* [DATASET ENTRIES]
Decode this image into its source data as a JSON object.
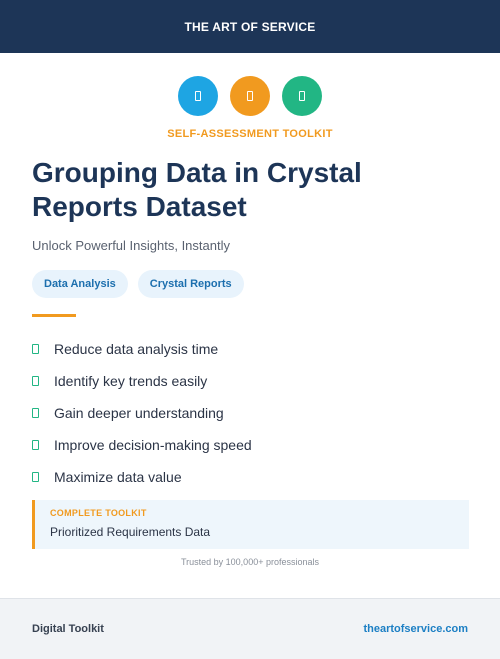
{
  "header": {
    "brand": "THE ART OF SERVICE"
  },
  "icons": [
    {
      "name": "document-icon",
      "color": "#1ea5e3"
    },
    {
      "name": "document-icon",
      "color": "#f19a1f"
    },
    {
      "name": "document-icon",
      "color": "#22b684"
    }
  ],
  "kicker": "SELF-ASSESSMENT TOOLKIT",
  "title": "Grouping Data in Crystal Reports Dataset",
  "subtitle": "Unlock Powerful Insights, Instantly",
  "tags": [
    "Data Analysis",
    "Crystal Reports"
  ],
  "benefits": [
    "Reduce data analysis time",
    "Identify key trends easily",
    "Gain deeper understanding",
    "Improve decision-making speed",
    "Maximize data value"
  ],
  "callout": {
    "label": "COMPLETE TOOLKIT",
    "value": "Prioritized Requirements Data"
  },
  "trust": "Trusted by 100,000+ professionals",
  "footer": {
    "left": "Digital Toolkit",
    "right": "theartofservice.com"
  },
  "colors": {
    "navy": "#1d3557",
    "accent_orange": "#f19a1f",
    "accent_blue": "#1ea5e3",
    "accent_green": "#22b684"
  }
}
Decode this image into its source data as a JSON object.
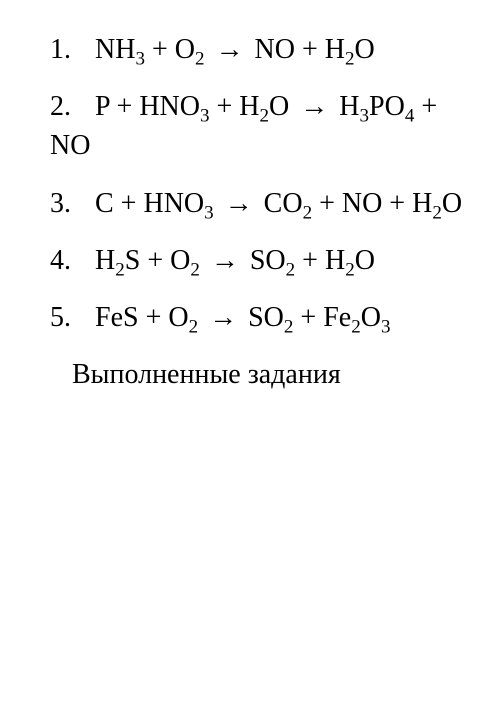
{
  "equations": [
    {
      "number": "1.",
      "html": "NH<sub>3</sub> + O<sub>2</sub> <span class='arrow'>→</span> NO + H<sub>2</sub>O"
    },
    {
      "number": "2.",
      "html": "P + HNO<sub>3</sub> + H<sub>2</sub>O <span class='arrow'>→</span> H<sub>3</sub>PO<sub>4</sub> + NO"
    },
    {
      "number": "3.",
      "html": "C + HNO<sub>3</sub> <span class='arrow'>→</span> CO<sub>2</sub> + NO + H<sub>2</sub>O"
    },
    {
      "number": "4.",
      "html": "H<sub>2</sub>S + O<sub>2</sub> <span class='arrow'>→</span> SO<sub>2</sub> + H<sub>2</sub>O"
    },
    {
      "number": "5.",
      "html": "FeS + O<sub>2</sub> <span class='arrow'>→</span> SO<sub>2</sub> + Fe<sub>2</sub>O<sub>3</sub>"
    }
  ],
  "footer": "Выполненные задания",
  "styles": {
    "font_family": "Times New Roman",
    "font_size_pt": 28,
    "text_color": "#000000",
    "background_color": "#ffffff"
  }
}
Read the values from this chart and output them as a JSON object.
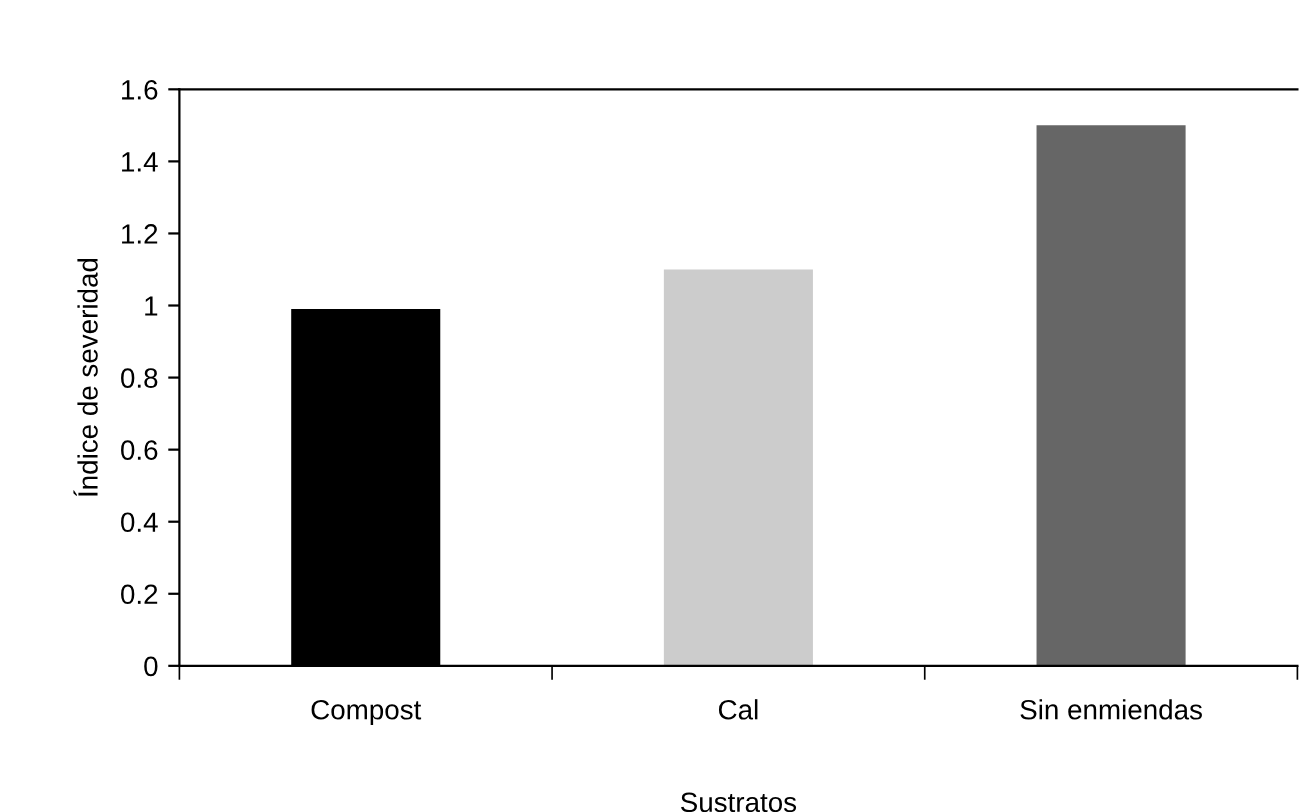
{
  "chart_data": {
    "type": "bar",
    "xlabel": "Sustratos",
    "ylabel": "Índice de severidad",
    "categories": [
      "Compost",
      "Cal",
      "Sin enmiendas"
    ],
    "values": [
      0.99,
      1.1,
      1.5
    ],
    "colors": [
      "#000000",
      "#cccccc",
      "#666666"
    ],
    "ylim": [
      0,
      1.6
    ],
    "yticks": [
      0,
      0.2,
      0.4,
      0.6,
      0.8,
      1,
      1.2,
      1.4,
      1.6
    ],
    "grid": false
  }
}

* [EXERCISE AIM]
Extract the run of lines beginning with the line that holds "Read the values" and ending at the last line of the data, inclusive. Exclude any pictures from the copy.

* [COMPLETE RESPONSE]
Read the values from this chart and output them as a JSON object.
{
  "chart_data": {
    "type": "bar",
    "xlabel": "Sustratos",
    "ylabel": "Índice de severidad",
    "categories": [
      "Compost",
      "Cal",
      "Sin enmiendas"
    ],
    "values": [
      0.99,
      1.1,
      1.5
    ],
    "colors": [
      "#000000",
      "#cccccc",
      "#666666"
    ],
    "ylim": [
      0,
      1.6
    ],
    "yticks": [
      0,
      0.2,
      0.4,
      0.6,
      0.8,
      1,
      1.2,
      1.4,
      1.6
    ],
    "grid": false
  }
}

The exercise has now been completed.